Exercise directions → Keep only those lines of the records that include the string "screenshot".

Data supplied →
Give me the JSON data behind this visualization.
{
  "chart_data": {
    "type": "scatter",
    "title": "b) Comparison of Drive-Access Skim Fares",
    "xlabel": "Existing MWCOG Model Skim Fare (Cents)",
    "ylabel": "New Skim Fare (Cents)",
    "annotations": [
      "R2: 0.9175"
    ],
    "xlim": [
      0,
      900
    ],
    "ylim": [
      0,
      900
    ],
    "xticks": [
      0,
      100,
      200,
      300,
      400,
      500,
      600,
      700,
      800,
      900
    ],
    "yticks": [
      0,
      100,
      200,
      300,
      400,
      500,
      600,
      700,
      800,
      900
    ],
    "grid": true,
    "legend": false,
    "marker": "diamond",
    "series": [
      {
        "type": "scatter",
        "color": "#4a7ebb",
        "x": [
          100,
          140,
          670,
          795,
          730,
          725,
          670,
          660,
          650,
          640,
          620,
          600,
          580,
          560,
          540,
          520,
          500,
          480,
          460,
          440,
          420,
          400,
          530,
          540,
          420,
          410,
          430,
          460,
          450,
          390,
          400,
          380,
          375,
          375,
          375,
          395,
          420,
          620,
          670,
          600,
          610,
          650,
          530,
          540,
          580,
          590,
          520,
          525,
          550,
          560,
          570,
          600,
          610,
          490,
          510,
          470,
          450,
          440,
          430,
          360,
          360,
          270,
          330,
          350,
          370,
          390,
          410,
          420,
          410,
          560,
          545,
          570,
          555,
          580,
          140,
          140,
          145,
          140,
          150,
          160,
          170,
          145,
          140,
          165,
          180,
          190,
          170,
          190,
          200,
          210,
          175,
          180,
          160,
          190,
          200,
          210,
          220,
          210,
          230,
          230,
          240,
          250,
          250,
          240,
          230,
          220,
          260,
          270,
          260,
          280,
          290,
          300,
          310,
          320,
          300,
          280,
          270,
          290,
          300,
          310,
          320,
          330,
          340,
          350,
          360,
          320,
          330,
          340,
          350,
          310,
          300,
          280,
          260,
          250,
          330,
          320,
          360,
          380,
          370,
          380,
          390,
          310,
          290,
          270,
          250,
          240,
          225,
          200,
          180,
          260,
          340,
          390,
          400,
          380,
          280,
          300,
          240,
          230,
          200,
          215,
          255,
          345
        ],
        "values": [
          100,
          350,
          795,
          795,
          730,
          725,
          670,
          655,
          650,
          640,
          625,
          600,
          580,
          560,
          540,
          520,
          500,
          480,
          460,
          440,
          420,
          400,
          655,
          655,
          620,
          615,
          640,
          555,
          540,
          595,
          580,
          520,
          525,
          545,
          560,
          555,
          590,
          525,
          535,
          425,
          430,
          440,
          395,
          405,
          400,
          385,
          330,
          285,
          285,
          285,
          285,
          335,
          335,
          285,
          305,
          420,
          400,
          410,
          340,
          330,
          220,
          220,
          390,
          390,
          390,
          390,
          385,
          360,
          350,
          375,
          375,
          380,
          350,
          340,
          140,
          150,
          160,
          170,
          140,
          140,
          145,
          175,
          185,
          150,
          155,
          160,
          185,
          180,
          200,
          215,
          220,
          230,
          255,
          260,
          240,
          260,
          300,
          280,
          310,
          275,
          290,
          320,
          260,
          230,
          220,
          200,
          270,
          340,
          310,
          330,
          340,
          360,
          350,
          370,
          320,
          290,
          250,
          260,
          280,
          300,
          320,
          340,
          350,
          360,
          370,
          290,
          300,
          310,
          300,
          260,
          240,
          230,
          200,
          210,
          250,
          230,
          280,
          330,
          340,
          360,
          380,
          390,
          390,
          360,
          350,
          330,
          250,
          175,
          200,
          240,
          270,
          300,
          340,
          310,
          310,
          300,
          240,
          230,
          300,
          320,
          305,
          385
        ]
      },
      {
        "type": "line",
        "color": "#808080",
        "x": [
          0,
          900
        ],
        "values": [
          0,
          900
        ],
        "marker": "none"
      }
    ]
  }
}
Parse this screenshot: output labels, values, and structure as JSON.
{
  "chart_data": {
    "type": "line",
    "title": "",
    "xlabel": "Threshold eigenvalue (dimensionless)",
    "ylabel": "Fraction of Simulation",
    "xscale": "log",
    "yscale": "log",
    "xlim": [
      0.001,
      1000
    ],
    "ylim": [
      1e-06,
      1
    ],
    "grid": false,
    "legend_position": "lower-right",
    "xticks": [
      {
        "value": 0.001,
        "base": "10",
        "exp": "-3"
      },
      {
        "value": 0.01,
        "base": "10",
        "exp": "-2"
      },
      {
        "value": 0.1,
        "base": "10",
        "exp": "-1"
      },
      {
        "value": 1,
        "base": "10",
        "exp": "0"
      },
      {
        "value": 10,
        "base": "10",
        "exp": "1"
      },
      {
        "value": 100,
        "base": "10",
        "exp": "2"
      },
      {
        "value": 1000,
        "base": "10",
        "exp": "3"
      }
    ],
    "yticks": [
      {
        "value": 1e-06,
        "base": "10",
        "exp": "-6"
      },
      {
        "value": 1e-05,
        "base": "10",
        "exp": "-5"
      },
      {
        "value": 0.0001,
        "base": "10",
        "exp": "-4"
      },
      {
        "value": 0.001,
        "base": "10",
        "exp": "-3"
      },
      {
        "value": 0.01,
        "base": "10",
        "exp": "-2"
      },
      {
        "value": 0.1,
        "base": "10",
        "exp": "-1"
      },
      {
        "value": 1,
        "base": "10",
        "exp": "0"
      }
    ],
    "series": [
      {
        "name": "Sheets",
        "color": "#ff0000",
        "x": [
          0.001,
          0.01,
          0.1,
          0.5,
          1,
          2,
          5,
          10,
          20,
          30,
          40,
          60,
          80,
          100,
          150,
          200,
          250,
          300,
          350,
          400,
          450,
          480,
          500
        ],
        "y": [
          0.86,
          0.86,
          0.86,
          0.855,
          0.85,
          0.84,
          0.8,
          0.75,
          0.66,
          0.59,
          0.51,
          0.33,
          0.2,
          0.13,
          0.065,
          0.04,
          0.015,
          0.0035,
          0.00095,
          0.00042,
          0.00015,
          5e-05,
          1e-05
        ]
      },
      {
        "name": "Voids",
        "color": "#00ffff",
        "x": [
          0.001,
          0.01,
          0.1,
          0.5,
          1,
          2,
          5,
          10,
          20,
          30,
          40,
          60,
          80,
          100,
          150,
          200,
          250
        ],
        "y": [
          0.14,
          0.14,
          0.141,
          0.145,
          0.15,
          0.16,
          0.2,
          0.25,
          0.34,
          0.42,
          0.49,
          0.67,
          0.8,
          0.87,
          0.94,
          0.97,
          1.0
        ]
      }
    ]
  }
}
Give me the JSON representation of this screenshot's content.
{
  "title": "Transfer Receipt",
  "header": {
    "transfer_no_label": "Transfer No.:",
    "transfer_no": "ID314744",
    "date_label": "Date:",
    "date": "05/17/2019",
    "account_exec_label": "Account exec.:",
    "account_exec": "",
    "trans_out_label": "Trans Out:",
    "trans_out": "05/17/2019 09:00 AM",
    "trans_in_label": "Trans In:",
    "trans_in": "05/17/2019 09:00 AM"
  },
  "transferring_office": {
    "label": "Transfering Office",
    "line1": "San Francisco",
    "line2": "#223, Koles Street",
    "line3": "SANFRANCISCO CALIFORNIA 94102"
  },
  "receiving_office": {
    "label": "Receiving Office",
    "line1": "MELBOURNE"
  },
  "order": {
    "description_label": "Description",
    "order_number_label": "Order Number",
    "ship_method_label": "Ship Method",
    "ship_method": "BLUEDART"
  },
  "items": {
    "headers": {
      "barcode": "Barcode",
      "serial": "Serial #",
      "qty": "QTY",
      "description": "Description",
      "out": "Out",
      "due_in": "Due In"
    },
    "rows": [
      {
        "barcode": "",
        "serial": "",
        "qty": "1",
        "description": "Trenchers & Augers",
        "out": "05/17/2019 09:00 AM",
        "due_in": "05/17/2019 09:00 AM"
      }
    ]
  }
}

Full response →
Parse this screenshot: output labels, values, and structure as JSON.
Give me the JSON representation of this screenshot's content.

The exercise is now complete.